Set exercise: Where a line holds the string "المهجر", return that line.

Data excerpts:
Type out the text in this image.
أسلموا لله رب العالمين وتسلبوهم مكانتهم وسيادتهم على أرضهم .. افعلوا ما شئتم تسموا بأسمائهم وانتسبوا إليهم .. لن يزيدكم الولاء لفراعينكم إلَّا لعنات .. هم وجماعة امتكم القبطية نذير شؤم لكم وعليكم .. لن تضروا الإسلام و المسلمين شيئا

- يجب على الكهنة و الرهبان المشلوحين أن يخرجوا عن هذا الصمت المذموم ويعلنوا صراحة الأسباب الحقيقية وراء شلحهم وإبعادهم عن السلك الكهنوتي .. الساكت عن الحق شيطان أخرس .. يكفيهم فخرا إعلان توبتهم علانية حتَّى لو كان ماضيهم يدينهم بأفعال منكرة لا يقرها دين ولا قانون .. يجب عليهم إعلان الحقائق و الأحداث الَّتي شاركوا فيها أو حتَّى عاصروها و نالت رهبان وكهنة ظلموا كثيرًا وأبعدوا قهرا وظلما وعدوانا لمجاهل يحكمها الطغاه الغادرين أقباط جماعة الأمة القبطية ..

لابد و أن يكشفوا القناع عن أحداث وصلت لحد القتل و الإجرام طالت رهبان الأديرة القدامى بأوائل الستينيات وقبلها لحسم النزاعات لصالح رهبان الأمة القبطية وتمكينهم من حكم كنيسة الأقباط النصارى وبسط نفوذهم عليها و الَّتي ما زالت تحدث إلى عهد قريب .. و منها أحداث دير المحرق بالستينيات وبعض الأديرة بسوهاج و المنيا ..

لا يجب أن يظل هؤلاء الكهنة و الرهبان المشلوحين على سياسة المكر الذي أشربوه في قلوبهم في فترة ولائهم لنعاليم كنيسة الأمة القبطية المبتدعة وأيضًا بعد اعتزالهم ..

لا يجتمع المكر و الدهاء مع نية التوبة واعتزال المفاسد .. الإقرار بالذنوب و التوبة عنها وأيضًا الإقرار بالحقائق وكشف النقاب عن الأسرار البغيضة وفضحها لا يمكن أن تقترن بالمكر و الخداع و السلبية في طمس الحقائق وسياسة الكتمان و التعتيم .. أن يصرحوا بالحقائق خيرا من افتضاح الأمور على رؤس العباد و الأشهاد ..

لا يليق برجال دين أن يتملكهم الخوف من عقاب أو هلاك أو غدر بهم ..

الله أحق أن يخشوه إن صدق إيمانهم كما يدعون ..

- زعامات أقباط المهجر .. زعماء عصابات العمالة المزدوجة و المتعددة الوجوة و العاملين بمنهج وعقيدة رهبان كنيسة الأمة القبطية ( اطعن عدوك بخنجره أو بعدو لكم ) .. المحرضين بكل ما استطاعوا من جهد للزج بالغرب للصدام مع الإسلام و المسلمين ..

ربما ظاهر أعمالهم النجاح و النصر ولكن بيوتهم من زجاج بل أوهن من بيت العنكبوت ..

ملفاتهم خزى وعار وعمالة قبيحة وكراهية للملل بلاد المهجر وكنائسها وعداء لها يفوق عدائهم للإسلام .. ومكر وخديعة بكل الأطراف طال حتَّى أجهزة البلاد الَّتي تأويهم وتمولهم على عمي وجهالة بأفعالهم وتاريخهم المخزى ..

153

Answer below:
- زعامات أقباط المهجر .. زعماء عصابات العمالة المزدوجة و المتعددة الوجوة و العاملين بمنهج وعقيدة رهبان كنيسة الأمة القبطية ( اطعن عدوك بخنجره أو بعدو لكم ) .. المحرضين بكل ما استطاعوا من جهد للزج بالغرب للصدام مع الإسلام و المسلمين ..
ملفاتهم خزى وعار وعمالة قبيحة وكراهية للملل بلاد المهجر وكنائسها وعداء لها يفوق عدائهم للإسلام .. ومكر وخديعة بكل الأطراف طال حتَّى أجهزة البلاد الَّتي تأويهم وتمولهم على عمي وجهالة بأفعالهم وتاريخهم المخزى ..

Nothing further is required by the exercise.